> Your task
Look through the material below for "根据所学知识可知". Copy every line that contains it.

> Provided data
* * * * * * * * *

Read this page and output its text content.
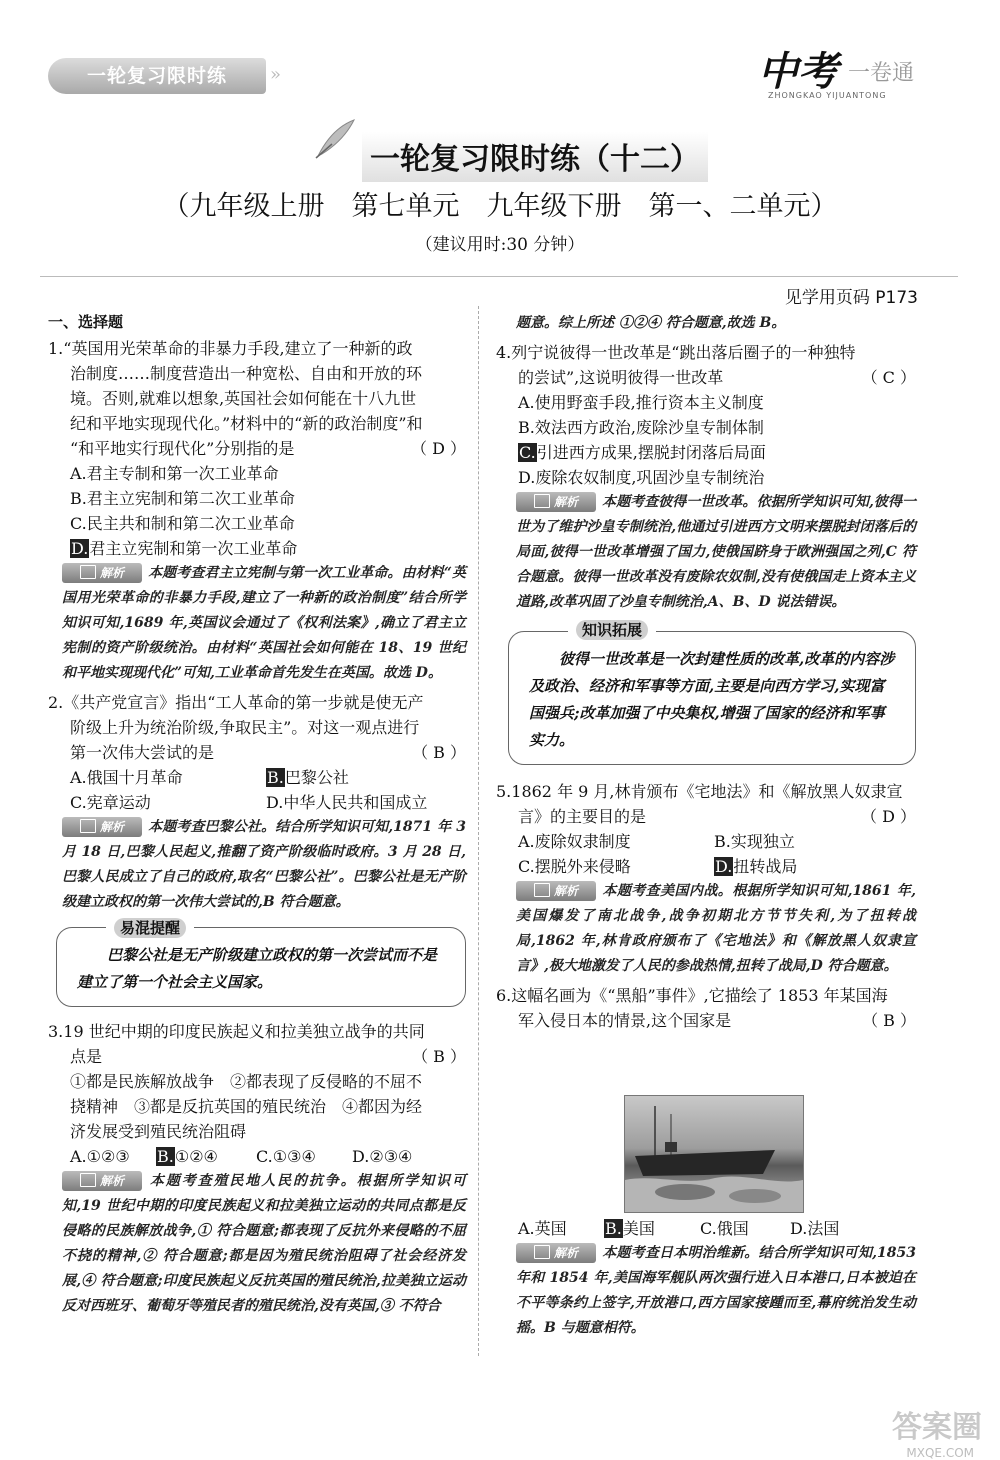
一轮复习限时练	»	中考 一卷通
ZHONGKAO YIJUANTONG
一轮复习限时练（十二）
（九年级上册　第七单元　九年级下册　第一、二单元）
（建议用时:30 分钟）
见学用页码 P173
一、选择题
1.“英国用光荣革命的非暴力手段,建立了一种新的政
治制度……制度营造出一种宽松、自由和开放的环
境。否则,就难以想象,英国社会如何能在十八九世
纪和平地实现现代化。”材料中的“新的政治制度”和
“和平地实行现代化”分别指的是	（ D ）
A.君主专制和第一次工业革命
B.君主立宪制和第二次工业革命
C.民主共和制和第二次工业革命
D.君主立宪制和第一次工业革命
解析 本题考查君主立宪制与第一次工业革命。由材料“英国用光荣革命的非暴力手段,建立了一种新的政治制度”结合所学知识可知,1689 年,英国议会通过了《权利法案》,确立了君主立宪制的资产阶级统治。由材料“英国社会如何能在 18、19 世纪和平地实现现代化”可知,工业革命首先发生在英国。故选 D。
2.《共产党宣言》指出“工人革命的第一步就是使无产
阶级上升为统治阶级,争取民主”。对这一观点进行
第一次伟大尝试的是	（ B ）
A.俄国十月革命	B.巴黎公社
C.宪章运动	D.中华人民共和国成立
解析 本题考查巴黎公社。结合所学知识可知,1871 年 3 月 18 日,巴黎人民起义,推翻了资产阶级临时政府。3 月 28 日,巴黎人民成立了自己的政府,取名“巴黎公社”。巴黎公社是无产阶级建立政权的第一次伟大尝试的,B 符合题意。
易混提醒
巴黎公社是无产阶级建立政权的第一次尝试而不是建立了第一个社会主义国家。
3.19 世纪中期的印度民族起义和拉美独立战争的共同
点是	（ B ）
①都是民族解放战争　②都表现了反侵略的不屈不
挠精神　③都是反抗英国的殖民统治　④都因为经
济发展受到殖民统治阻碍
A.①②③ B.①②④ C.①③④ D.②③④
解析 本题考查殖民地人民的抗争。根据所学知识可知,19 世纪中期的印度民族起义和拉美独立运动的共同点都是反侵略的民族解放战争,① 符合题意;都表现了反抗外来侵略的不屈不挠的精神,② 符合题意;都是因为殖民统治阻碍了社会经济发展,④ 符合题意;印度民族起义反抗英国的殖民统治,拉美独立运动反对西班牙、葡萄牙等殖民者的殖民统治,没有英国,③ 不符合
题意。综上所述 ①②④ 符合题意,故选 B。
4.列宁说彼得一世改革是“跳出落后圈子的一种独特
的尝试”,这说明彼得一世改革	（ C ）
A.使用野蛮手段,推行资本主义制度
B.效法西方政治,废除沙皇专制体制
C.引进西方成果,摆脱封闭落后局面
D.废除农奴制度,巩固沙皇专制统治
解析 本题考查彼得一世改革。依据所学知识可知,彼得一世为了维护沙皇专制统治,他通过引进西方文明来摆脱封闭落后的局面,彼得一世改革增强了国力,使俄国跻身于欧洲强国之列,C 符合题意。彼得一世改革没有废除农奴制,没有使俄国走上资本主义道路,改革巩固了沙皇专制统治,A、B、D 说法错误。
知识拓展
彼得一世改革是一次封建性质的改革,改革的内容涉及政治、经济和军事等方面,主要是向西方学习,实现富国强兵;改革加强了中央集权,增强了国家的经济和军事实力。
5.1862 年 9 月,林肯颁布《宅地法》和《解放黑人奴隶宣
言》的主要目的是	（ D ）
A.废除奴隶制度	B.实现独立
C.摆脱外来侵略	D.扭转战局
解析 本题考查美国内战。根据所学知识可知,1861 年,美国爆发了南北战争,战争初期北方节节失利,为了扭转战局,1862 年,林肯政府颁布了《宅地法》和《解放黑人奴隶宣言》,极大地激发了人民的参战热情,扭转了战局,D 符合题意。
6.这幅名画为《“黑船”事件》,它描绘了 1853 年某国海
军入侵日本的情景,这个国家是	（ B ）
A.英国 B.美国	C.俄国	D.法国
解析 本题考查日本明治维新。结合所学知识可知,1853 年和 1854 年,美国海军舰队两次强行进入日本港口,日本被迫在不平等条约上签字,开放港口,西方国家接踵而至,幕府统治发生动摇。B 与题意相符。
答案圈
MXQE.COM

* * * * * * * * *

> Solution
解析 本题考查殖民地人民的抗争。根据所学知识可知,19 世纪中期的印度民族起义和拉美独立运动的共同点都是反侵略的民族解放战争,① 符合题意;都表现了反抗外来侵略的不屈不挠的精神,② 符合题意;都是因为殖民统治阻碍了社会经济发展,④ 符合题意;印度民族起义反抗英国的殖民统治,拉美独立运动反对西班牙、葡萄牙等殖民者的殖民统治,没有英国,③ 不符合
解析 本题考查美国内战。根据所学知识可知,1861 年,美国爆发了南北战争,战争初期北方节节失利,为了扭转战局,1862 年,林肯政府颁布了《宅地法》和《解放黑人奴隶宣言》,极大地激发了人民的参战热情,扭转了战局,D 符合题意。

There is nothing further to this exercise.